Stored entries

•••

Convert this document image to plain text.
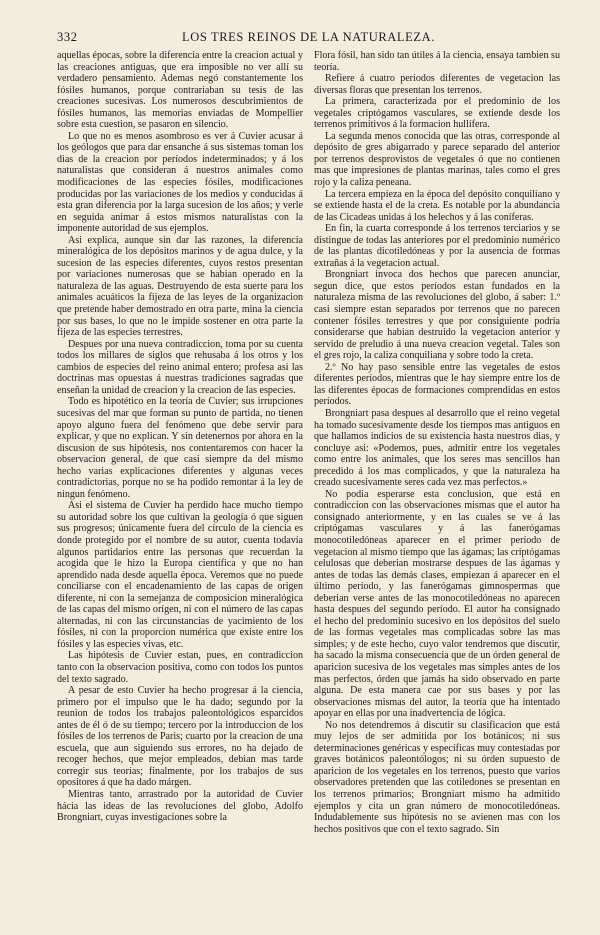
332	LOS TRES REINOS DE LA NATURALEZA.

aquellas épocas, sobre la diferencia entre la creacion actual y las creaciones antiguas, que era imposible no ver allí su verdadero pensamiento. Ademas negó constantemente los fósiles humanos, porque contrariaban su tesis de las creaciones sucesivas. Los numerosos descubrimientos de fósiles humanos, las memorias enviadas de Mompellier sobre esta cuestion, se pasaron en silencio.

Lo que no es menos asombroso es ver á Cuvier acusar á los geólogos que para dar ensanche á sus sistemas toman los dias de la creacion por períodos indeterminados; y á los naturalistas que consideran á nuestros animales como modificaciones de las especies fósiles, modificaciones producidas por las variaciones de los medios y conducidas á esta gran diferencia por la larga sucesion de los años; y verle en seguida animar á estos mismos naturalistas con la imponente autoridad de sus ejemplos.

Asi explica, aunque sin dar las razones, la diferencia mineralógica de los depósitos marinos y de agua dulce, y la sucesion de las especies diferentes, cuyos restos presentan por variaciones numerosas que se habian operado en la naturaleza de las aguas. Destruyendo de esta suerte para los animales acuáticos la fijeza de las leyes de la organizacion que pretende haber demostrado en otra parte, mina la ciencia por sus bases, lo que no le impide sostener en otra parte la fijeza de las especies terrestres.

Despues por una nueva contradiccion, toma por su cuenta todos los millares de siglos que rehusaba á los otros y los cambios de especies del reino animal entero; profesa asi las doctrinas mas opuestas á nuestras tradiciones sagradas que enseñan la unidad de creacion y la creacion de las especies.

Todo es hipotético en la teoría de Cuvier; sus irrupciones sucesivas del mar que forman su punto de partida, no tienen apoyo alguno fuera del fenómeno que debe servir para explicar, y que no explican. Y sin detenernos por ahora en la discusion de sus hipótesis, nos contentaremos con hacer la observacion general, de que casi siempre da del mismo hecho varias explicaciones diferentes y algunas veces contradictorias, porque no se ha podido remontar á la ley de ningun fenómeno.

Asi el sistema de Cuvier ha perdido hace mucho tiempo su autoridad sobre los que cultivan la geología ó que siguen sus progresos; únicamente fuera del círculo de la ciencia es donde protegido por el nombre de su autor, cuenta todavía algunos partidarios entre las personas que recuerdan la acogida que le hizo la Europa científica y que no han aprendido nada desde aquella época. Veremos que no puede conciliarse con el encadenamiento de las capas de origen diferente, ni con la semejanza de composicion mineralógica de las capas del mismo orígen, ni con el número de las capas alternadas, ni con las circunstancias de yacimiento de los fósiles, ni con la proporcion numérica que existe entre los fósiles y las especies vivas, etc.

Las hipótesis de Cuvier estan, pues, en contradiccion tanto con la observacion positiva, como con todos los puntos del texto sagrado.

A pesar de esto Cuvier ha hecho progresar á la ciencia, primero por el impulso que le ha dado; segundo por la reunion de todos los trabajos paleontológicos esparcidos antes de él ó de su tiempo; tercero por la introduccion de los fósiles de los terrenos de Paris; cuarto por la creacion de una escuela, que aun siguiendo sus errores, no ha dejado de recoger hechos, que mejor empleados, debian mas tarde corregir sus teorías; finalmente, por los trabajos de sus opositores á que ha dado márgen.

Mientras tanto, arrastrado por la autoridad de Cuvier hácia las ideas de las revoluciones del globo, Adolfo Brongniart, cuyas investigaciones sobre la

Flora fósil, han sido tan útiles á la ciencia, ensaya tambien su teoría.

Refiere á cuatro períodos diferentes de vegetacion las diversas floras que presentan los terrenos.

La primera, caracterizada por el predominio de los vegetales criptógamos vasculares, se extiende desde los terrenos primitivos á la formacion hullífera.

La segunda menos conocida que las otras, corresponde al depósito de gres abigarrado y parece separado del anterior por terrenos desprovistos de vegetales ó que no contienen mas que impresiones de plantas marinas, tales como el gres rojo y la caliza peneana.

La tercera empieza en la época del depósito conquiliano y se extiende hasta el de la creta. Es notable por la abundancia de las Cicadeas unidas á los helechos y á las coníferas.

En fin, la cuarta corresponde á los terrenos terciarios y se distingue de todas las anteriores por el predominio numérico de las plantas dicotiledóneas y por la ausencia de formas extrañas á la vegetacion actual.

Brongniart invoca dos hechos que parecen anunciar, segun dice, que estos períodos estan fundados en la naturaleza misma de las revoluciones del globo, á saber: 1.º casi siempre estan separados por terrenos que no parecen contener fósiles terrestres y que por consiguiente podria considerarse que habian destruido la vegetacion anterior y servido de preludio á una nueva creacion vegetal. Tales son el gres rojo, la caliza conquiliana y sobre todo la creta.

2.º No hay paso sensible entre las vegetales de estos diferentes períodos, mientras que le hay siempre entre los de las diferentes épocas de formaciones comprendidas en estos períodos.

Brongniart pasa despues al desarrollo que el reino vegetal ha tomado sucesivamente desde los tiempos mas antiguos en que hallamos indicios de su existencia hasta nuestros dias, y concluye asi: «Podemos, pues, admitir entre los vegetales como entre los animales, que los seres mas sencillos han precedido á los mas complicados, y que la naturaleza ha creado sucesivamente seres cada vez mas perfectos.»

No podia esperarse esta conclusion, que está en contradiccion con las observaciones mismas que el autor ha consignado anteriormente, y en las cuales se ve á las criptógamas vasculares y á las fanerógamas monocotiledóneas aparecer en el primer período de vegetacion al mismo tiempo que las ágamas; las criptógamas celulosas que deberian mostrarse despues de las ágamas y antes de todas las demás clases, empiezan á aparecer en el último período, y las fanerógamas gimnospermas que deberian verse antes de las monocotiledóneas no aparecen hasta despues del segundo período. El autor ha consignado el hecho del predominio sucesivo en los depósitos del suelo de las formas vegetales mas complicadas sobre las mas simples; y de este hecho, cuyo valor tendremos que discutir, ha sacado la misma consecuencia que de un órden general de aparicion sucesiva de los vegetales mas simples antes de los mas perfectos, órden que jamás ha sido observado en parte alguna. De esta manera cae por sus bases y por las observaciones mismas del autor, la teoría que ha intentado apoyar en ellas por una inadvertencia de lógica.

No nos detendremos á discutir su clasificacion que está muy lejos de ser admitida por los botánicos; ni sus determinaciones genéricas y específicas muy contestadas por graves botánicos paleontólogos; ni su órden supuesto de aparicion de los vegetales en los terrenos, puesto que varios observadores pretenden que las cotiledones se presentan en los terrenos primarios; Brongniart mismo ha admitido ejemplos y cita un gran número de monocotiledóneas. Indudablemente sus hipótesis no se avienen mas con los hechos positivos que con el texto sagrado. Sin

•••

# Exercise instructions
Go over the records above line by line and count those holding the word "tanto". Reply only with the number.

# Full solution
2